- [Brief] Reply with the count of lines holding "thuvienhoclieu", nothing more.

#### Dataset records

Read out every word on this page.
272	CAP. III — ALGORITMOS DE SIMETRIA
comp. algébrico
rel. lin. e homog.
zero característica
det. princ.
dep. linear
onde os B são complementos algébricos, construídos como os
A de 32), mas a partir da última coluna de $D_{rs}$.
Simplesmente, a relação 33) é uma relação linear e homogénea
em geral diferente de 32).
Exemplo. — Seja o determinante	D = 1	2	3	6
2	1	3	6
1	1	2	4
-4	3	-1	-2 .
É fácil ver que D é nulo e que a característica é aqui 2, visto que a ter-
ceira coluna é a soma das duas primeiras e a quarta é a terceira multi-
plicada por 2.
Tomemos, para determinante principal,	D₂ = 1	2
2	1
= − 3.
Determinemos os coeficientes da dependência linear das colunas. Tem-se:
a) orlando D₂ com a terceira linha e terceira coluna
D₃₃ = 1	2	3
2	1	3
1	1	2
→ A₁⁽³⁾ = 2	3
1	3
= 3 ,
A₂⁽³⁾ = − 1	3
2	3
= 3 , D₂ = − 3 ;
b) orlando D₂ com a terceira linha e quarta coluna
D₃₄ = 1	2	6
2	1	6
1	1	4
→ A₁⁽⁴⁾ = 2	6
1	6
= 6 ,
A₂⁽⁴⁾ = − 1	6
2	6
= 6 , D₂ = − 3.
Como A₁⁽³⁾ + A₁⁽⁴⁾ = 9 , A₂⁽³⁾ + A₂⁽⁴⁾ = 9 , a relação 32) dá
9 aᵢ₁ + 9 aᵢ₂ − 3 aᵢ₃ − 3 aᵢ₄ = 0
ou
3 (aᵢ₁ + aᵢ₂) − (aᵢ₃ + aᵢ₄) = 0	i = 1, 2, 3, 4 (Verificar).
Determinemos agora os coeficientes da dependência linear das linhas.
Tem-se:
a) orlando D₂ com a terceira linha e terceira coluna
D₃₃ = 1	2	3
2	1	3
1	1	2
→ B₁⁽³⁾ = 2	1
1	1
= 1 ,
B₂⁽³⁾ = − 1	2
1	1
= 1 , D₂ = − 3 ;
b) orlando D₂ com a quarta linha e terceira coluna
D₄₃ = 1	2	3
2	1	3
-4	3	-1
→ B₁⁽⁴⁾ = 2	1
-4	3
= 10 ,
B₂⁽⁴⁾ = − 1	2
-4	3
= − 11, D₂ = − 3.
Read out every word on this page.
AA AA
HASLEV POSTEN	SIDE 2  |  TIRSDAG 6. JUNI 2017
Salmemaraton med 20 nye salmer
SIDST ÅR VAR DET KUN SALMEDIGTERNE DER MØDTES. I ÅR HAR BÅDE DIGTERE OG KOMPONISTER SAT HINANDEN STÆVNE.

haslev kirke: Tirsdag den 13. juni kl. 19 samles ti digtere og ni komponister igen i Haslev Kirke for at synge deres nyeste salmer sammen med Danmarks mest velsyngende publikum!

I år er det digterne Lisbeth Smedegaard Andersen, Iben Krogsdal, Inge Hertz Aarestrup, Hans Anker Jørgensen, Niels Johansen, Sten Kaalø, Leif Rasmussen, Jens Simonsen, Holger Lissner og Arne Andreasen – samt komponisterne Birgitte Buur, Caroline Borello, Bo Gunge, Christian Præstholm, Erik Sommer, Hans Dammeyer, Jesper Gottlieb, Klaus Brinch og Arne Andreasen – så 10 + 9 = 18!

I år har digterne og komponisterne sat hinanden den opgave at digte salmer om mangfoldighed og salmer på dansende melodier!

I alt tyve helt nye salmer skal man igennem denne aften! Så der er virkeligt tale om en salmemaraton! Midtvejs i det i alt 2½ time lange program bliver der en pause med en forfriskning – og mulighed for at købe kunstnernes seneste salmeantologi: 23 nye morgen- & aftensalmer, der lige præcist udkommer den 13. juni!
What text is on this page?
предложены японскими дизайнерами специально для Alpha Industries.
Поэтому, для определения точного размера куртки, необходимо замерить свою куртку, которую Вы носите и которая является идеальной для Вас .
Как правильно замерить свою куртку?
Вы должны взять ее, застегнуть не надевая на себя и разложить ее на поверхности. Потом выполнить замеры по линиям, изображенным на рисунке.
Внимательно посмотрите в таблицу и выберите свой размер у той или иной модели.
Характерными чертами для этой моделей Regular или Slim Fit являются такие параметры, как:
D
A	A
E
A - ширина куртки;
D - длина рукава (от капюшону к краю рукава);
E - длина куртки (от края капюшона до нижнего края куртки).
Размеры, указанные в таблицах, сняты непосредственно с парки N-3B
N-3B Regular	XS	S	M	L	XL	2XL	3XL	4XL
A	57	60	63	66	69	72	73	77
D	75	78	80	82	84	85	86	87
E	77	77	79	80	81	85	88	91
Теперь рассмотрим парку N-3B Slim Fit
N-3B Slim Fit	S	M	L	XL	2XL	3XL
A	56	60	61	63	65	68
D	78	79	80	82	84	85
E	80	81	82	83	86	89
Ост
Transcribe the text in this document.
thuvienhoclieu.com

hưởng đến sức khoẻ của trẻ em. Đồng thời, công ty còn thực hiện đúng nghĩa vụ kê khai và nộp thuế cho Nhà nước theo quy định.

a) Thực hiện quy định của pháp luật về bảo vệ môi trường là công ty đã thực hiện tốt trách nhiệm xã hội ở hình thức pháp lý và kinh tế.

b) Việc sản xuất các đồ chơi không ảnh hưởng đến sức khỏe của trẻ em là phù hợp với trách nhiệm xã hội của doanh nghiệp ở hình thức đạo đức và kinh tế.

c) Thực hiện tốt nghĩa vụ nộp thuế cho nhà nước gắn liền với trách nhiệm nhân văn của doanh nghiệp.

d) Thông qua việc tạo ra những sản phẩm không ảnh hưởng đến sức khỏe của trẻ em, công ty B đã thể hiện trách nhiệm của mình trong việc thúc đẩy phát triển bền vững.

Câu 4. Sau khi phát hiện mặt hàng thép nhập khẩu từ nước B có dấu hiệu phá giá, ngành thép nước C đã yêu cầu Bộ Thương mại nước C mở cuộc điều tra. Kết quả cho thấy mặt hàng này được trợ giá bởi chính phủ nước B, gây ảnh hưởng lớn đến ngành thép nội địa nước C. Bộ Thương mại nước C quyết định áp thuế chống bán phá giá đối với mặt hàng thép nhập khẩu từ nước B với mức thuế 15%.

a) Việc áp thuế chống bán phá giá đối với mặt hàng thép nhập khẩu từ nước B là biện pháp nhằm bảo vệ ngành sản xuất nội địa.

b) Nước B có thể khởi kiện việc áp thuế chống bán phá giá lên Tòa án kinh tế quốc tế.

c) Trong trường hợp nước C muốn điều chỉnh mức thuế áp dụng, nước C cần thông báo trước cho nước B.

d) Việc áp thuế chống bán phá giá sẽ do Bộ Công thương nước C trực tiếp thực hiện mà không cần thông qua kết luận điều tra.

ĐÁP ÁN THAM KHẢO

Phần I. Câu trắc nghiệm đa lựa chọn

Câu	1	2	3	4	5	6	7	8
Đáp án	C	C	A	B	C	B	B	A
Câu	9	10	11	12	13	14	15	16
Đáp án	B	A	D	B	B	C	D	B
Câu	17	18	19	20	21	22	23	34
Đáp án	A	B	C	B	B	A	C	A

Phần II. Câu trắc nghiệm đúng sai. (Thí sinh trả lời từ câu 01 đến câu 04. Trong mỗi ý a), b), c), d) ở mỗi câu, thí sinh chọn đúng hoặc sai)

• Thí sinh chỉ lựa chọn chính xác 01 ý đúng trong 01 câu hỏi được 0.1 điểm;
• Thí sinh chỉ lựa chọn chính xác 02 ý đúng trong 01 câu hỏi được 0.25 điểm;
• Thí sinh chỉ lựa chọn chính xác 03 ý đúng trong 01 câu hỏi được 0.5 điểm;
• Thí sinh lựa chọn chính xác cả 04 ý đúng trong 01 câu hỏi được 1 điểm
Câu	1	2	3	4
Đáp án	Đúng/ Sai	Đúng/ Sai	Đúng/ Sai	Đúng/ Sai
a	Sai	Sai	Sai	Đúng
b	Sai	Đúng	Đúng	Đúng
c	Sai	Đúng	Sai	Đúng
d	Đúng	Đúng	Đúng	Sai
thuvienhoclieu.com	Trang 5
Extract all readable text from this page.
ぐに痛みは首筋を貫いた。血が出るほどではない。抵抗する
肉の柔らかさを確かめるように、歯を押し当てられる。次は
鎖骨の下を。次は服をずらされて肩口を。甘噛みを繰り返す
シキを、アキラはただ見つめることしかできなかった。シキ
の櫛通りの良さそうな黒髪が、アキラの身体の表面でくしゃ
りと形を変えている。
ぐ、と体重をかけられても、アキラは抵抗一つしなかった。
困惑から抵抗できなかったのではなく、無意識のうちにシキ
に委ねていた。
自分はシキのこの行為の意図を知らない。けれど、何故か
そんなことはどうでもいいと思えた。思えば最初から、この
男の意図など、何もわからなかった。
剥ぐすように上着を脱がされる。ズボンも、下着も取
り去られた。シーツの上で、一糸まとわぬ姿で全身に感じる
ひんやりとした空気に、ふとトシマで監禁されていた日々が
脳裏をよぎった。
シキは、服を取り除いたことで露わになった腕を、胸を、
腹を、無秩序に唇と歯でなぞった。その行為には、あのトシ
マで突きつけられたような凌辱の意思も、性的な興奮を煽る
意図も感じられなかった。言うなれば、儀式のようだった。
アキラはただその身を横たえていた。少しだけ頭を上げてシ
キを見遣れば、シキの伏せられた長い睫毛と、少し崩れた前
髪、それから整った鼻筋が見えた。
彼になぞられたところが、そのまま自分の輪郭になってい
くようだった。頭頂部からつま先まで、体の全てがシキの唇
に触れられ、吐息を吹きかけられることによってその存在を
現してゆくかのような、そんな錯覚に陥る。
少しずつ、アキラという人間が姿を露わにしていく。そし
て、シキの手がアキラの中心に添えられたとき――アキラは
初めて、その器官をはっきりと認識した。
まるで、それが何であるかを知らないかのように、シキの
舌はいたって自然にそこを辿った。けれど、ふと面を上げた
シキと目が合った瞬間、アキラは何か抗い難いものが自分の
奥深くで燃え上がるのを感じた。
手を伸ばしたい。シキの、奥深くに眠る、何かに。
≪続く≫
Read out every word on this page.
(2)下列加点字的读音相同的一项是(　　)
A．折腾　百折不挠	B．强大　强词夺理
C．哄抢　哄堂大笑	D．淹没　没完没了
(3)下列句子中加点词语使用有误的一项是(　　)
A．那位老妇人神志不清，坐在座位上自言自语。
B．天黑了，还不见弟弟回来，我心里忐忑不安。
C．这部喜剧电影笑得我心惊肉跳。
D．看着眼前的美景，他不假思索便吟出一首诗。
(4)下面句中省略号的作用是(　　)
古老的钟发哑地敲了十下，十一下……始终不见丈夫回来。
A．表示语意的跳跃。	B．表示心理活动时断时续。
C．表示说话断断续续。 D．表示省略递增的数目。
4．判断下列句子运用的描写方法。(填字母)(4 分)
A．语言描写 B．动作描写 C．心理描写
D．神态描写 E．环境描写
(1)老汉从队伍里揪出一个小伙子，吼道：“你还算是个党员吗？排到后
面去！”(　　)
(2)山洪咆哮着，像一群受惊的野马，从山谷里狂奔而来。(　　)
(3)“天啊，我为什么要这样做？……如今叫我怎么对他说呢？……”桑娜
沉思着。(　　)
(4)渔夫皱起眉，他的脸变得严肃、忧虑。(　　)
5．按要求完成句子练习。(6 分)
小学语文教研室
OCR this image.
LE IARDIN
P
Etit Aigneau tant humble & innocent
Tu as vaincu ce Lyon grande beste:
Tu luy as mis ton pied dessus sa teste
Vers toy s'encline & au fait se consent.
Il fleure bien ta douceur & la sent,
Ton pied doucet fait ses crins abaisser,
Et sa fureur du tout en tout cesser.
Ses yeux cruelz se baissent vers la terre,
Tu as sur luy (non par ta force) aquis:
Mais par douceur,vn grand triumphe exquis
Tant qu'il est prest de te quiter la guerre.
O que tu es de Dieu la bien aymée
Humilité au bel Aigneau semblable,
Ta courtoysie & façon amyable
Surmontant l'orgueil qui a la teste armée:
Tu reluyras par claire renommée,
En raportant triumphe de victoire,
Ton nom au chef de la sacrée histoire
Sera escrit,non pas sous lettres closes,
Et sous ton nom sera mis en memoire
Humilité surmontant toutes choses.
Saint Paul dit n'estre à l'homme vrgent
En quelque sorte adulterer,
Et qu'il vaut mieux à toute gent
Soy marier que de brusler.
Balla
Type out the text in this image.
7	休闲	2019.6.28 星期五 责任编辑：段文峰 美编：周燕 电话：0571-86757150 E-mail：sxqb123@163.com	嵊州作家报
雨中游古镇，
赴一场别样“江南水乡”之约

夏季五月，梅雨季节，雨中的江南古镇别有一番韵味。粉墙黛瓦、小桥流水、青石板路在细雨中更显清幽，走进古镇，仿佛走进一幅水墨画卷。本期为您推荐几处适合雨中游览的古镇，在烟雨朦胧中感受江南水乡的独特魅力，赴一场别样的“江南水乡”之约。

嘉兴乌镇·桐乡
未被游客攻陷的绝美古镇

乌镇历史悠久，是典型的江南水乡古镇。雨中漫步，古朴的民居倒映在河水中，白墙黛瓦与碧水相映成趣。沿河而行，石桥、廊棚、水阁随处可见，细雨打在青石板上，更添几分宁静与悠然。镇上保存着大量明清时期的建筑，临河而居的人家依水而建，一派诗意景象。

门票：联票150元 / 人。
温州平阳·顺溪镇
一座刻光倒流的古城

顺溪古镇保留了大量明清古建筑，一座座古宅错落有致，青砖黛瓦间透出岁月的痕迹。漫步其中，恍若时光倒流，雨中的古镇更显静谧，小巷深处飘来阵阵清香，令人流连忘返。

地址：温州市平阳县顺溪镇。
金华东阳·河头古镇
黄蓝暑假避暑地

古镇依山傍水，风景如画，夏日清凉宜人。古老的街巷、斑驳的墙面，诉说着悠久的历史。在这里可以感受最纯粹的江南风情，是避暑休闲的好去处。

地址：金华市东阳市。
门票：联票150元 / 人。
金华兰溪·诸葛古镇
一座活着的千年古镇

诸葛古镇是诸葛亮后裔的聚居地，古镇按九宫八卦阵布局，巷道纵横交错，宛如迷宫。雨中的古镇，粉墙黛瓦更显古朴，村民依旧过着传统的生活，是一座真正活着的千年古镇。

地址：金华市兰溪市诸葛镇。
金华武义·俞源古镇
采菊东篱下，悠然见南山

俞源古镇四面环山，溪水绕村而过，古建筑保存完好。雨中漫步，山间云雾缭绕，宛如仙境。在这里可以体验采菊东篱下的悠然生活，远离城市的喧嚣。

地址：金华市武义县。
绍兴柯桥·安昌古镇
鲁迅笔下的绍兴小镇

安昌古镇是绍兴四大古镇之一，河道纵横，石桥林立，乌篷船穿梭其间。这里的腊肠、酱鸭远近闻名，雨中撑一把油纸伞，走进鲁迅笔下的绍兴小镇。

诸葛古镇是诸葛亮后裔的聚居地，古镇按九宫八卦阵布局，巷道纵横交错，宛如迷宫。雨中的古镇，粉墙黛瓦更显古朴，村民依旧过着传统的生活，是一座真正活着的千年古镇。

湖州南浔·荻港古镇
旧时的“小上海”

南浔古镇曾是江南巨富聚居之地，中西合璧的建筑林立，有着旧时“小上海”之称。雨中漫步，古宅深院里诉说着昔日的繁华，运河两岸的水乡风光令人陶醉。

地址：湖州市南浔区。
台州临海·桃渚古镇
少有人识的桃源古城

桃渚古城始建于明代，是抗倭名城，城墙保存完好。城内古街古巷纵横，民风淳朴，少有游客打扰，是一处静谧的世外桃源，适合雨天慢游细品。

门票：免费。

########

- [Finished task] 2